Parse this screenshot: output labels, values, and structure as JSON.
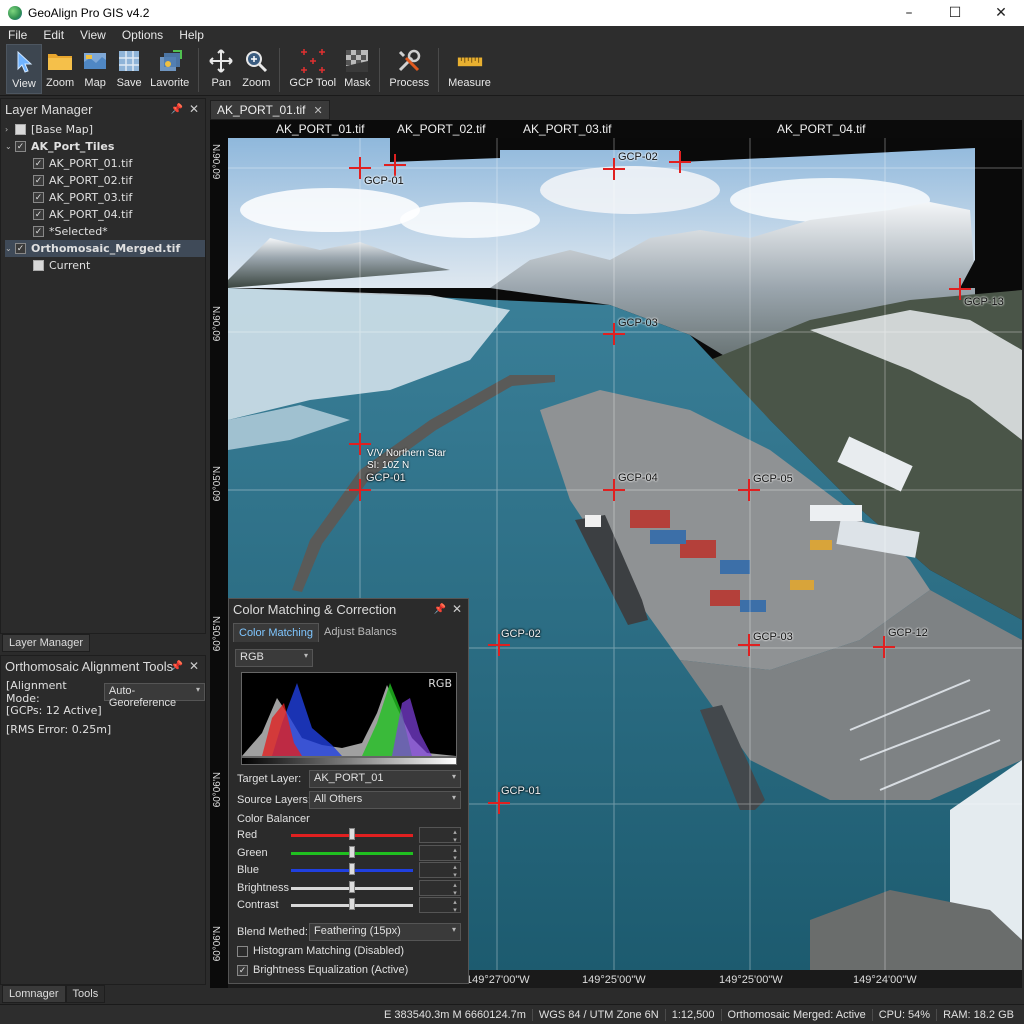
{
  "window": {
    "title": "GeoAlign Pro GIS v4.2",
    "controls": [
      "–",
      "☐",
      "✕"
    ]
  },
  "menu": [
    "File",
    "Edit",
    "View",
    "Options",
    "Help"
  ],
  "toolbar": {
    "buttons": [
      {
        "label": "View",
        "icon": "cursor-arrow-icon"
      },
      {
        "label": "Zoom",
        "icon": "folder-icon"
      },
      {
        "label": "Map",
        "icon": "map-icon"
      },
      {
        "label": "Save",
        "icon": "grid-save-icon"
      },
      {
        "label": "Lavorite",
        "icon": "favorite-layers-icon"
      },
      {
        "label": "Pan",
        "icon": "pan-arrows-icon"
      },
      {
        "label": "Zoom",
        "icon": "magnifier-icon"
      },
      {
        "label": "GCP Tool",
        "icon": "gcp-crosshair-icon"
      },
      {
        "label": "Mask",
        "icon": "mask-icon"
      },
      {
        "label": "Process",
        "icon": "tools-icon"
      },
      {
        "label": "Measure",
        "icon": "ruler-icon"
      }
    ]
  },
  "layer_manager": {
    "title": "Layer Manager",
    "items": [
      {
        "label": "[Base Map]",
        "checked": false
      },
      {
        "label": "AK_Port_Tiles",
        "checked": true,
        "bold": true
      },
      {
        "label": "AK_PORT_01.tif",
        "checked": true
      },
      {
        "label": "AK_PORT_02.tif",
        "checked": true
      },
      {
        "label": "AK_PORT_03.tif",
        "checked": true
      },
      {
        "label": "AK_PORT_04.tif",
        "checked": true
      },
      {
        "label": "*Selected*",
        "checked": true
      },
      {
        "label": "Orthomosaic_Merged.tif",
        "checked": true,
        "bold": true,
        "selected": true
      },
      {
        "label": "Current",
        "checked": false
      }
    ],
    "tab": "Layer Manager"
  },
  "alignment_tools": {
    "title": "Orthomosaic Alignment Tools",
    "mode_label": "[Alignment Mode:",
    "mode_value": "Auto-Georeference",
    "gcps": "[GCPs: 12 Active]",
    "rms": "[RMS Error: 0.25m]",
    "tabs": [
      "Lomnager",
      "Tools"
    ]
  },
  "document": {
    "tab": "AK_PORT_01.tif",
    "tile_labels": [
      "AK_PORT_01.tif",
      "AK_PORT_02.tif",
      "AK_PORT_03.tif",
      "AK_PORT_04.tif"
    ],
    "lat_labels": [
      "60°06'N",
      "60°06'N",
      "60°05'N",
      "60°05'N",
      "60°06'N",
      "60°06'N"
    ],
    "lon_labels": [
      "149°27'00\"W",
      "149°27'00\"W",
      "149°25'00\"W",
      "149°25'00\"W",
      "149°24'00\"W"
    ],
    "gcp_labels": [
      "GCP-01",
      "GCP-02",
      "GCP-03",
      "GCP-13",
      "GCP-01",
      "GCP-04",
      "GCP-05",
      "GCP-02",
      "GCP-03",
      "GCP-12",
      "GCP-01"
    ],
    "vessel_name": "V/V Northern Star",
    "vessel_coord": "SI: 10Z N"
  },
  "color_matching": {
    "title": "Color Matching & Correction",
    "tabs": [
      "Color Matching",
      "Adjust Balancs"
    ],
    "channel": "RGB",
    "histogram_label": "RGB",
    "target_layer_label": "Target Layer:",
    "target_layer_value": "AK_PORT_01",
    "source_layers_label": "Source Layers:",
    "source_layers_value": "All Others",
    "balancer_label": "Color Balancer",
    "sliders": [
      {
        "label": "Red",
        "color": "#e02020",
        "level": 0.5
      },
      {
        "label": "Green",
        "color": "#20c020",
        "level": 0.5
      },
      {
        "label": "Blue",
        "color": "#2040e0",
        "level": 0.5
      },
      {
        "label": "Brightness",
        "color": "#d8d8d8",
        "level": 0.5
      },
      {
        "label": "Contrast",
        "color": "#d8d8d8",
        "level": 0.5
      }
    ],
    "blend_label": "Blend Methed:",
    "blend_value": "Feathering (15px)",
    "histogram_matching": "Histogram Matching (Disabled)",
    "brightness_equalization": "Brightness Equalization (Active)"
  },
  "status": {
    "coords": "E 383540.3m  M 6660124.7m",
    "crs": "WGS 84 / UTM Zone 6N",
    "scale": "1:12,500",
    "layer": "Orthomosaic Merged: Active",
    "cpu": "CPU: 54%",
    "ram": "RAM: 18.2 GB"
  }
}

------------------------------------------------

* YOUR INSTRUCTIONS
Repeat the material above verbatim. Leave the pictures behind.

* PROBLEM SOLUTION
Parse this screenshot: output labels, values, and structure as JSON.
{
  "window": {
    "title": "GeoAlign Pro GIS v4.2",
    "controls": [
      "–",
      "☐",
      "✕"
    ]
  },
  "menu": [
    "File",
    "Edit",
    "View",
    "Options",
    "Help"
  ],
  "toolbar": {
    "buttons": [
      {
        "label": "View",
        "icon": "cursor-arrow-icon"
      },
      {
        "label": "Zoom",
        "icon": "folder-icon"
      },
      {
        "label": "Map",
        "icon": "map-icon"
      },
      {
        "label": "Save",
        "icon": "grid-save-icon"
      },
      {
        "label": "Lavorite",
        "icon": "favorite-layers-icon"
      },
      {
        "label": "Pan",
        "icon": "pan-arrows-icon"
      },
      {
        "label": "Zoom",
        "icon": "magnifier-icon"
      },
      {
        "label": "GCP Tool",
        "icon": "gcp-crosshair-icon"
      },
      {
        "label": "Mask",
        "icon": "mask-icon"
      },
      {
        "label": "Process",
        "icon": "tools-icon"
      },
      {
        "label": "Measure",
        "icon": "ruler-icon"
      }
    ]
  },
  "layer_manager": {
    "title": "Layer Manager",
    "items": [
      {
        "label": "[Base Map]",
        "checked": false
      },
      {
        "label": "AK_Port_Tiles",
        "checked": true,
        "bold": true
      },
      {
        "label": "AK_PORT_01.tif",
        "checked": true
      },
      {
        "label": "AK_PORT_02.tif",
        "checked": true
      },
      {
        "label": "AK_PORT_03.tif",
        "checked": true
      },
      {
        "label": "AK_PORT_04.tif",
        "checked": true
      },
      {
        "label": "*Selected*",
        "checked": true
      },
      {
        "label": "Orthomosaic_Merged.tif",
        "checked": true,
        "bold": true,
        "selected": true
      },
      {
        "label": "Current",
        "checked": false
      }
    ],
    "tab": "Layer Manager"
  },
  "alignment_tools": {
    "title": "Orthomosaic Alignment Tools",
    "mode_label": "[Alignment Mode:",
    "mode_value": "Auto-Georeference",
    "gcps": "[GCPs: 12 Active]",
    "rms": "[RMS Error: 0.25m]",
    "tabs": [
      "Lomnager",
      "Tools"
    ]
  },
  "document": {
    "tab": "AK_PORT_01.tif",
    "tile_labels": [
      "AK_PORT_01.tif",
      "AK_PORT_02.tif",
      "AK_PORT_03.tif",
      "AK_PORT_04.tif"
    ],
    "lat_labels": [
      "60°06'N",
      "60°06'N",
      "60°05'N",
      "60°05'N",
      "60°06'N",
      "60°06'N"
    ],
    "lon_labels": [
      "149°27'00\"W",
      "149°27'00\"W",
      "149°25'00\"W",
      "149°25'00\"W",
      "149°24'00\"W"
    ],
    "gcp_labels": [
      "GCP-01",
      "GCP-02",
      "GCP-03",
      "GCP-13",
      "GCP-01",
      "GCP-04",
      "GCP-05",
      "GCP-02",
      "GCP-03",
      "GCP-12",
      "GCP-01"
    ],
    "vessel_name": "V/V Northern Star",
    "vessel_coord": "SI: 10Z N"
  },
  "color_matching": {
    "title": "Color Matching & Correction",
    "tabs": [
      "Color Matching",
      "Adjust Balancs"
    ],
    "channel": "RGB",
    "histogram_label": "RGB",
    "target_layer_label": "Target Layer:",
    "target_layer_value": "AK_PORT_01",
    "source_layers_label": "Source Layers:",
    "source_layers_value": "All Others",
    "balancer_label": "Color Balancer",
    "sliders": [
      {
        "label": "Red",
        "color": "#e02020",
        "level": 0.5
      },
      {
        "label": "Green",
        "color": "#20c020",
        "level": 0.5
      },
      {
        "label": "Blue",
        "color": "#2040e0",
        "level": 0.5
      },
      {
        "label": "Brightness",
        "color": "#d8d8d8",
        "level": 0.5
      },
      {
        "label": "Contrast",
        "color": "#d8d8d8",
        "level": 0.5
      }
    ],
    "blend_label": "Blend Methed:",
    "blend_value": "Feathering (15px)",
    "histogram_matching": "Histogram Matching (Disabled)",
    "brightness_equalization": "Brightness Equalization (Active)"
  },
  "status": {
    "coords": "E 383540.3m  M 6660124.7m",
    "crs": "WGS 84 / UTM Zone 6N",
    "scale": "1:12,500",
    "layer": "Orthomosaic Merged: Active",
    "cpu": "CPU: 54%",
    "ram": "RAM: 18.2 GB"
  }
}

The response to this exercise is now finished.